- **GOAL**:
Copy out the lines that include the word "JSON".

(Dataset records)
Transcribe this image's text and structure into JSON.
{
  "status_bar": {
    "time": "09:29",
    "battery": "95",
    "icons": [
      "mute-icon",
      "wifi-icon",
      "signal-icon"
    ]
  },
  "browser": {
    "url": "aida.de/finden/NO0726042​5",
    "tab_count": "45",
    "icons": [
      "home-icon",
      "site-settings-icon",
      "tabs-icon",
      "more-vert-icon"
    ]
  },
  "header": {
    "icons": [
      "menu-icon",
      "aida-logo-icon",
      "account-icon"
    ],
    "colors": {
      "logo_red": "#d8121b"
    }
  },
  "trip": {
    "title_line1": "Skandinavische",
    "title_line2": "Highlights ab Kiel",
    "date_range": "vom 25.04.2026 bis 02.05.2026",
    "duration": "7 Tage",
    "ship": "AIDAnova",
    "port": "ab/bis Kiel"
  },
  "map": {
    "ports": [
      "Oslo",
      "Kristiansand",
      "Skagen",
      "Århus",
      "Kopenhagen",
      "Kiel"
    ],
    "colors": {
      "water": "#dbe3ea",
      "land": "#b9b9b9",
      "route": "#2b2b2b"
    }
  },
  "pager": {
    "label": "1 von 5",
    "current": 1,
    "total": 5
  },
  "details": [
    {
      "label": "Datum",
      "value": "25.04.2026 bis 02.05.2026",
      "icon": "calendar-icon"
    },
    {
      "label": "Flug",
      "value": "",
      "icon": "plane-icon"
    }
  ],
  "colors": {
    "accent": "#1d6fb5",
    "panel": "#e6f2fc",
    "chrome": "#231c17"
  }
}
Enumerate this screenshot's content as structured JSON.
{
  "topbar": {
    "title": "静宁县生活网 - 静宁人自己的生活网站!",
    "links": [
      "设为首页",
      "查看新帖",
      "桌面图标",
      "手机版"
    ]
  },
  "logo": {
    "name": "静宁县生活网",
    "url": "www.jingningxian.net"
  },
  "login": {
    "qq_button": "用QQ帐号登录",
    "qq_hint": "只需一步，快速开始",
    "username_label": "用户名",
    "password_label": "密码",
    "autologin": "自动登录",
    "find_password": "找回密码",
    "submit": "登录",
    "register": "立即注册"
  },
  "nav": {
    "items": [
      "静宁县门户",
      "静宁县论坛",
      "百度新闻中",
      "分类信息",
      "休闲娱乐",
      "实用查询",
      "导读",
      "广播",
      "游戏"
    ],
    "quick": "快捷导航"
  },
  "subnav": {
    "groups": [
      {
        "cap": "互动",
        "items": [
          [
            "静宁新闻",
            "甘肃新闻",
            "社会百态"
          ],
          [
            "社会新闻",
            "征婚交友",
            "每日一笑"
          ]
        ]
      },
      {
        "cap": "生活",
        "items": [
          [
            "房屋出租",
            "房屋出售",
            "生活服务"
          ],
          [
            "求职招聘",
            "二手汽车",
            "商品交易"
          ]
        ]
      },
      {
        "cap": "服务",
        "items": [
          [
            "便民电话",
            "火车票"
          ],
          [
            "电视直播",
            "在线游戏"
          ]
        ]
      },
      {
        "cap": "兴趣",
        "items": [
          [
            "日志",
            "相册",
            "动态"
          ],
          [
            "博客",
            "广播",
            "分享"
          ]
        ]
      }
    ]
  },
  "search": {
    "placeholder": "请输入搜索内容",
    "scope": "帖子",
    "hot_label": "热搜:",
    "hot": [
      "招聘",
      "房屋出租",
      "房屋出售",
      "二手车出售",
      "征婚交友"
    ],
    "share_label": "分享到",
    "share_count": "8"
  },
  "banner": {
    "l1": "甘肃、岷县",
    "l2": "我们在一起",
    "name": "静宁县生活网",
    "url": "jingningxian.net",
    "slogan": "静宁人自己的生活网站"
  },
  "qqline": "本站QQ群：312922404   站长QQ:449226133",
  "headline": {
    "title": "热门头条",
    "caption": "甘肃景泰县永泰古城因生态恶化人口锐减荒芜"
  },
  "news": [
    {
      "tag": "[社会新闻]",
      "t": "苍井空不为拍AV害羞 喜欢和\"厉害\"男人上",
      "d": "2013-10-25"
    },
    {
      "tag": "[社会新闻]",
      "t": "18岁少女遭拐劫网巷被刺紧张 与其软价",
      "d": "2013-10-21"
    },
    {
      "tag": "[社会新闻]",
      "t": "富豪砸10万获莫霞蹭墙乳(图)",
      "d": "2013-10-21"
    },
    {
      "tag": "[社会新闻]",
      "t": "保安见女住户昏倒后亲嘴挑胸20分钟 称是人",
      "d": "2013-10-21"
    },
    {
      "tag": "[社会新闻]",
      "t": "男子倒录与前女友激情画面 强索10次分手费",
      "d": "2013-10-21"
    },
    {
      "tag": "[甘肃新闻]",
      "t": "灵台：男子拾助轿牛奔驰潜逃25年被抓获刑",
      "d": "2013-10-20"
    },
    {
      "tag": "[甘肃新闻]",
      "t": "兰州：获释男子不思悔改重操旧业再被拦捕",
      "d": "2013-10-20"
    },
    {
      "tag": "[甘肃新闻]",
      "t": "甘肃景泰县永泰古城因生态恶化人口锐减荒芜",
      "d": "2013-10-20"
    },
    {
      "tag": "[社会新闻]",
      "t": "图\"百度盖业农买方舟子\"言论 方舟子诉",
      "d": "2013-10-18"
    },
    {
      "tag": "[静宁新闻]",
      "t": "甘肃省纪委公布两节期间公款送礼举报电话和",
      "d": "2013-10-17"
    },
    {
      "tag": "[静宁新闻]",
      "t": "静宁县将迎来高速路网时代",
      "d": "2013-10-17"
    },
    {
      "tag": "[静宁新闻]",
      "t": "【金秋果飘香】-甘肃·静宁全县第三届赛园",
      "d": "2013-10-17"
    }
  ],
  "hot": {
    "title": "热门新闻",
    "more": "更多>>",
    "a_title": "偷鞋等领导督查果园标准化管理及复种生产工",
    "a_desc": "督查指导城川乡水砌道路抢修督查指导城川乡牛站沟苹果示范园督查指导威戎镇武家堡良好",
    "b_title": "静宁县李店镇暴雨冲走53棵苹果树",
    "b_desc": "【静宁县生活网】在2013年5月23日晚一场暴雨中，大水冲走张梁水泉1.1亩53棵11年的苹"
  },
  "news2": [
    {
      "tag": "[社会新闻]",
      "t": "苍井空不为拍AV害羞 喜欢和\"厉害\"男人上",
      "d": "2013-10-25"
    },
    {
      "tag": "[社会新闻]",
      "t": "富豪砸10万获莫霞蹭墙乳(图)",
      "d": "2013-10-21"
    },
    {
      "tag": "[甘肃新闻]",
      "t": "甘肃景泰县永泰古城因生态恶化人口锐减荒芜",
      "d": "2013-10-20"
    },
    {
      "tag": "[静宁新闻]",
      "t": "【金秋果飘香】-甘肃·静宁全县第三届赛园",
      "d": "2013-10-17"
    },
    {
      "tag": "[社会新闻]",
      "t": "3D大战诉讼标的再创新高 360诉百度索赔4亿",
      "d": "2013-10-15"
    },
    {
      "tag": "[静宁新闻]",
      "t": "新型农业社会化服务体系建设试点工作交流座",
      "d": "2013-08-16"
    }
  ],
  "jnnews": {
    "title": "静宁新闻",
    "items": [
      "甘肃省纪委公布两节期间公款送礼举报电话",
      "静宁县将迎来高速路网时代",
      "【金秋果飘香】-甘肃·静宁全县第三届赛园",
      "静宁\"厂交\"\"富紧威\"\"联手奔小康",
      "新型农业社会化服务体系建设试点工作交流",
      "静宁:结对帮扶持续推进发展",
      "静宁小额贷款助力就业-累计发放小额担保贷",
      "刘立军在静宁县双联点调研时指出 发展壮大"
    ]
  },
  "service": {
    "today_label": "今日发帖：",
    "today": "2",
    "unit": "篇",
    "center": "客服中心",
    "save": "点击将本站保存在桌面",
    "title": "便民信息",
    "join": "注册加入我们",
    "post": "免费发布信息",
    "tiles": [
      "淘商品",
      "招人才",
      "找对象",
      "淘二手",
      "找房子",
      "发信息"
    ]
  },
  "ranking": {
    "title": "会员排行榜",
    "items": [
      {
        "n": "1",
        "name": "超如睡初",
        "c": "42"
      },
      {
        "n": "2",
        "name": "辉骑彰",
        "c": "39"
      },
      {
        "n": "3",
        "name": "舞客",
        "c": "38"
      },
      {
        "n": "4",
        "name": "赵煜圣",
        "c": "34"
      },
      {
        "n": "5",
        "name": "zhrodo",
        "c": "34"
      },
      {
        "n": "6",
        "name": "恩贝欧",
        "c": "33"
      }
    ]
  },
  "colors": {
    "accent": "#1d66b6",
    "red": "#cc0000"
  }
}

- **OUTPUT FOR THIS EXERCISE**:
Transcribe this image's text and structure into JSON.
Enumerate this screenshot's content as structured JSON.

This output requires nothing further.